### What to produce
Copy out the listing exactly.

[Data listing]
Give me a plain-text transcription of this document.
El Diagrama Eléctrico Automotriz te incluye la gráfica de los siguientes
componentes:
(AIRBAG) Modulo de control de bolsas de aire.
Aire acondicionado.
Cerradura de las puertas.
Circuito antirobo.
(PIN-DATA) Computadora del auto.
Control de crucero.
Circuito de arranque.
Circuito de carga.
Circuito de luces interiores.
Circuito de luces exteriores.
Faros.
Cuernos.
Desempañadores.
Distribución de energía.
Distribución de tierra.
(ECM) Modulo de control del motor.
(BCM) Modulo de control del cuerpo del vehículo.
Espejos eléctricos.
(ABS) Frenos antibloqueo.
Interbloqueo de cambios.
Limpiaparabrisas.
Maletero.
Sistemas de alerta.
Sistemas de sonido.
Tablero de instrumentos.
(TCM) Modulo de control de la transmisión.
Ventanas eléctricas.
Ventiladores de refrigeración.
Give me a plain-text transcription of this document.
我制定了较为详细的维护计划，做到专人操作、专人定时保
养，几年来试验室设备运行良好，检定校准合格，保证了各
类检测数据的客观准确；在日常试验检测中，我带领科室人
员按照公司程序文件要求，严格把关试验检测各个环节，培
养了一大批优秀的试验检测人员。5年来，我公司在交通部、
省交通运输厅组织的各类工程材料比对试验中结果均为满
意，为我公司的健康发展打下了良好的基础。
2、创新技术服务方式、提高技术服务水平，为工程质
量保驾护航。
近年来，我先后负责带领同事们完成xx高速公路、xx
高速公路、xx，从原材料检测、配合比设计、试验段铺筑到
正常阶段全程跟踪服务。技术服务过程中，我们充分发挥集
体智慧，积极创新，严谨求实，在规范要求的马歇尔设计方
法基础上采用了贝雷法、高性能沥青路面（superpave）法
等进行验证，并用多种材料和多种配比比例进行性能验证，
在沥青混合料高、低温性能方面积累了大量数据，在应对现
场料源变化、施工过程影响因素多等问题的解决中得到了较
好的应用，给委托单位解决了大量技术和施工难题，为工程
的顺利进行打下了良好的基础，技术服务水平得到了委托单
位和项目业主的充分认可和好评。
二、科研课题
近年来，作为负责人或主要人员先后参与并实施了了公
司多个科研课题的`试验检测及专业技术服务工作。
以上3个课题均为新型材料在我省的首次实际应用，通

### Result below
Give me a plain-text transcription of this document.
El Diagrama Eléctrico Automotriz te incluye la gráfica de los siguientes
componentes:
(AIRBAG) Modulo de control de bolsas de aire.
Aire acondicionado.
Cerradura de las puertas.
Circuito antirobo.
(PIN-DATA) Computadora del auto.
Control de crucero.
Circuito de arranque.
Circuito de carga.
Circuito de luces interiores.
Circuito de luces exteriores.
Faros.
Cuernos.
Desempañadores.
Distribución de energía.
Distribución de tierra.
(ECM) Modulo de control del motor.
(BCM) Modulo de control del cuerpo del vehículo.
Espejos eléctricos.
(ABS) Frenos antibloqueo.
Interbloqueo de cambios.
Limpiaparabrisas.
Maletero.
Sistemas de alerta.
Sistemas de sonido.
Tablero de instrumentos.
(TCM) Modulo de control de la transmisión.
Ventanas eléctricas.
Ventiladores de refrigeración.
Give me a plain-text transcription of this document.
我制定了较为详细的维护计划，做到专人操作、专人定时保
养，几年来试验室设备运行良好，检定校准合格，保证了各
类检测数据的客观准确；在日常试验检测中，我带领科室人
员按照公司程序文件要求，严格把关试验检测各个环节，培
养了一大批优秀的试验检测人员。5年来，我公司在交通部、
省交通运输厅组织的各类工程材料比对试验中结果均为满
意，为我公司的健康发展打下了良好的基础。
2、创新技术服务方式、提高技术服务水平，为工程质
量保驾护航。
近年来，我先后负责带领同事们完成xx高速公路、xx
高速公路、xx，从原材料检测、配合比设计、试验段铺筑到
正常阶段全程跟踪服务。技术服务过程中，我们充分发挥集
体智慧，积极创新，严谨求实，在规范要求的马歇尔设计方
法基础上采用了贝雷法、高性能沥青路面（superpave）法
等进行验证，并用多种材料和多种配比比例进行性能验证，
在沥青混合料高、低温性能方面积累了大量数据，在应对现
场料源变化、施工过程影响因素多等问题的解决中得到了较
好的应用，给委托单位解决了大量技术和施工难题，为工程
的顺利进行打下了良好的基础，技术服务水平得到了委托单
位和项目业主的充分认可和好评。
二、科研课题
近年来，作为负责人或主要人员先后参与并实施了了公
司多个科研课题的`试验检测及专业技术服务工作。
以上3个课题均为新型材料在我省的首次实际应用，通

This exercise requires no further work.